Items from a dataset
-------
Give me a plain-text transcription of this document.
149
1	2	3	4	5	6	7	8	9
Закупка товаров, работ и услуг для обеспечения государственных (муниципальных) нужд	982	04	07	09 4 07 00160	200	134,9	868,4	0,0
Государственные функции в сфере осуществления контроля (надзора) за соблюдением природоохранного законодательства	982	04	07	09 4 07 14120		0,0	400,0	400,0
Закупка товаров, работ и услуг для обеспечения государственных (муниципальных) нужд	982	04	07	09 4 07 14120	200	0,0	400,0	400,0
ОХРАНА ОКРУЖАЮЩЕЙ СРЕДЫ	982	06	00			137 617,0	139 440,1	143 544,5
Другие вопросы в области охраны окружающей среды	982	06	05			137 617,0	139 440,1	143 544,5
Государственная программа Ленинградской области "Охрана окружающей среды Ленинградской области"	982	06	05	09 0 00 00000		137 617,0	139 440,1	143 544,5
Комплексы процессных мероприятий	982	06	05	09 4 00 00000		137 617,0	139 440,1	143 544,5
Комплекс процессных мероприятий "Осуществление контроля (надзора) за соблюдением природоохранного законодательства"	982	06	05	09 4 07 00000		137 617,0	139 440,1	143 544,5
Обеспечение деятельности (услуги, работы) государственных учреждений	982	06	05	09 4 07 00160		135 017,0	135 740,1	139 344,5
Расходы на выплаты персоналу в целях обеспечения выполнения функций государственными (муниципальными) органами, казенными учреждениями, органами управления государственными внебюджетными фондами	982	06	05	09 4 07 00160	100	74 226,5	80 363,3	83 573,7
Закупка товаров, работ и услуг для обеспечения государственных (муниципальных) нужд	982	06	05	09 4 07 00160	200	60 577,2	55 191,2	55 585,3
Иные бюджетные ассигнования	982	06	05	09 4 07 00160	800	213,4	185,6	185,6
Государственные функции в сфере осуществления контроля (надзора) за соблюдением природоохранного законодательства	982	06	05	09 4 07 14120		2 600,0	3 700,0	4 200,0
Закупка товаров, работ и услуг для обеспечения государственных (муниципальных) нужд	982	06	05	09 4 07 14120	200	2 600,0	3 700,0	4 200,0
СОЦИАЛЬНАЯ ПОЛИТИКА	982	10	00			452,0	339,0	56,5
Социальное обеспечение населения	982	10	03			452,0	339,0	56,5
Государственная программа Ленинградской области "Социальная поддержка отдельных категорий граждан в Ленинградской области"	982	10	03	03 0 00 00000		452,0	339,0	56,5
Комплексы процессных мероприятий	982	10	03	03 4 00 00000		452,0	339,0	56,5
-------
Exercise ->
Pull out each line of the records holding the string "муниципальных".

Result of this exercise ->
Закупка товаров, работ и услуг для обеспечения государственных (муниципальных) нужд	982	04	07	09 4 07 00160	200	134,9	868,4	0,0
Закупка товаров, работ и услуг для обеспечения государственных (муниципальных) нужд	982	04	07	09 4 07 14120	200	0,0	400,0	400,0
Закупка товаров, работ и услуг для обеспечения государственных (муниципальных) нужд	982	06	05	09 4 07 00160	200	60 577,2	55 191,2	55 585,3
Закупка товаров, работ и услуг для обеспечения государственных (муниципальных) нужд	982	06	05	09 4 07 14120	200	2 600,0	3 700,0	4 200,0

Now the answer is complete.